-- Start RECORDS FOR THIS EXERCISE --

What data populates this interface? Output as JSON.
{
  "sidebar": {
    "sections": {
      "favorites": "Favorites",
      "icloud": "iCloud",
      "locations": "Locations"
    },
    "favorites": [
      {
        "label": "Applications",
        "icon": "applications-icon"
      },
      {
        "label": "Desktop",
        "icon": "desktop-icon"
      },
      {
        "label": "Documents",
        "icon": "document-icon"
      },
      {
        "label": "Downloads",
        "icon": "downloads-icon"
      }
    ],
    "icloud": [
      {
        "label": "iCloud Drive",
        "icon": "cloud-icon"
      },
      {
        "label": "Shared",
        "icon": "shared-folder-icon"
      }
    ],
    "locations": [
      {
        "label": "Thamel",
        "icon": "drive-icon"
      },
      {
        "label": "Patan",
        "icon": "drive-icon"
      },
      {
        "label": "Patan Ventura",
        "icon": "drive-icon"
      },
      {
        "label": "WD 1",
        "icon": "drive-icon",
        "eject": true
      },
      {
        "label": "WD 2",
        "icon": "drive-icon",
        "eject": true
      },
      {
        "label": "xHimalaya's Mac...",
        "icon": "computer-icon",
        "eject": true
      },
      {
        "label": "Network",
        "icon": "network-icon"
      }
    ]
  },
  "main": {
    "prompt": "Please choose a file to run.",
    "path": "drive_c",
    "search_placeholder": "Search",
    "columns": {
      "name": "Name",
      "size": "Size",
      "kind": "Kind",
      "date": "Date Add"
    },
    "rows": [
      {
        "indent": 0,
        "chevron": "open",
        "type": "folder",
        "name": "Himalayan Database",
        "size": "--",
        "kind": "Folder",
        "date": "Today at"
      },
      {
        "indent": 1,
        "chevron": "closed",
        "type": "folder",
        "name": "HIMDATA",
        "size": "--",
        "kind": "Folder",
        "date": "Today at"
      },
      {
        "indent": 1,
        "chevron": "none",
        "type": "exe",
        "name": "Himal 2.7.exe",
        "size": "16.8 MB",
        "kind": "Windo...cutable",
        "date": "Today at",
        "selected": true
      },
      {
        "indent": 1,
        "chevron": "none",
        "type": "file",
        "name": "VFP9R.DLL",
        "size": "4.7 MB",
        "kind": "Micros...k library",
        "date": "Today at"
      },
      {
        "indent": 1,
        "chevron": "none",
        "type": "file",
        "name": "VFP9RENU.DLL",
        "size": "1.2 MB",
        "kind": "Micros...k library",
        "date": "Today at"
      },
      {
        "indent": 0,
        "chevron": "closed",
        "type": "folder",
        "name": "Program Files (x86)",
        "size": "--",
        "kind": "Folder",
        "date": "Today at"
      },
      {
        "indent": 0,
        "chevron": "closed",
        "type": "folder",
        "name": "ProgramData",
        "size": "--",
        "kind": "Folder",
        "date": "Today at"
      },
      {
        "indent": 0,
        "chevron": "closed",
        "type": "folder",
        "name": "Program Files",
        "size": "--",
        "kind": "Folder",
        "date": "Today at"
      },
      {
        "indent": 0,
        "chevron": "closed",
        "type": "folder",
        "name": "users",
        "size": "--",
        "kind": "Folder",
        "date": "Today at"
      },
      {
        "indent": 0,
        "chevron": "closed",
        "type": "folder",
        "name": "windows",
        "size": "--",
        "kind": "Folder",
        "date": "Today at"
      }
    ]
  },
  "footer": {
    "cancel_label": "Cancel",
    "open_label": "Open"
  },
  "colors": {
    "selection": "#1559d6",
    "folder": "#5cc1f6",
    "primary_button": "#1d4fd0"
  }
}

-- End RECORDS FOR THIS EXERCISE --

Set down all of the records shown above once more, exactly.

What data populates this interface? Output as JSON.
{
  "sidebar": {
    "sections": {
      "favorites": "Favorites",
      "icloud": "iCloud",
      "locations": "Locations"
    },
    "favorites": [
      {
        "label": "Applications",
        "icon": "applications-icon"
      },
      {
        "label": "Desktop",
        "icon": "desktop-icon"
      },
      {
        "label": "Documents",
        "icon": "document-icon"
      },
      {
        "label": "Downloads",
        "icon": "downloads-icon"
      }
    ],
    "icloud": [
      {
        "label": "iCloud Drive",
        "icon": "cloud-icon"
      },
      {
        "label": "Shared",
        "icon": "shared-folder-icon"
      }
    ],
    "locations": [
      {
        "label": "Thamel",
        "icon": "drive-icon"
      },
      {
        "label": "Patan",
        "icon": "drive-icon"
      },
      {
        "label": "Patan Ventura",
        "icon": "drive-icon"
      },
      {
        "label": "WD 1",
        "icon": "drive-icon",
        "eject": true
      },
      {
        "label": "WD 2",
        "icon": "drive-icon",
        "eject": true
      },
      {
        "label": "xHimalaya's Mac...",
        "icon": "computer-icon",
        "eject": true
      },
      {
        "label": "Network",
        "icon": "network-icon"
      }
    ]
  },
  "main": {
    "prompt": "Please choose a file to run.",
    "path": "drive_c",
    "search_placeholder": "Search",
    "columns": {
      "name": "Name",
      "size": "Size",
      "kind": "Kind",
      "date": "Date Add"
    },
    "rows": [
      {
        "indent": 0,
        "chevron": "open",
        "type": "folder",
        "name": "Himalayan Database",
        "size": "--",
        "kind": "Folder",
        "date": "Today at"
      },
      {
        "indent": 1,
        "chevron": "closed",
        "type": "folder",
        "name": "HIMDATA",
        "size": "--",
        "kind": "Folder",
        "date": "Today at"
      },
      {
        "indent": 1,
        "chevron": "none",
        "type": "exe",
        "name": "Himal 2.7.exe",
        "size": "16.8 MB",
        "kind": "Windo...cutable",
        "date": "Today at",
        "selected": true
      },
      {
        "indent": 1,
        "chevron": "none",
        "type": "file",
        "name": "VFP9R.DLL",
        "size": "4.7 MB",
        "kind": "Micros...k library",
        "date": "Today at"
      },
      {
        "indent": 1,
        "chevron": "none",
        "type": "file",
        "name": "VFP9RENU.DLL",
        "size": "1.2 MB",
        "kind": "Micros...k library",
        "date": "Today at"
      },
      {
        "indent": 0,
        "chevron": "closed",
        "type": "folder",
        "name": "Program Files (x86)",
        "size": "--",
        "kind": "Folder",
        "date": "Today at"
      },
      {
        "indent": 0,
        "chevron": "closed",
        "type": "folder",
        "name": "ProgramData",
        "size": "--",
        "kind": "Folder",
        "date": "Today at"
      },
      {
        "indent": 0,
        "chevron": "closed",
        "type": "folder",
        "name": "Program Files",
        "size": "--",
        "kind": "Folder",
        "date": "Today at"
      },
      {
        "indent": 0,
        "chevron": "closed",
        "type": "folder",
        "name": "users",
        "size": "--",
        "kind": "Folder",
        "date": "Today at"
      },
      {
        "indent": 0,
        "chevron": "closed",
        "type": "folder",
        "name": "windows",
        "size": "--",
        "kind": "Folder",
        "date": "Today at"
      }
    ]
  },
  "footer": {
    "cancel_label": "Cancel",
    "open_label": "Open"
  },
  "colors": {
    "selection": "#1559d6",
    "folder": "#5cc1f6",
    "primary_button": "#1d4fd0"
  }
}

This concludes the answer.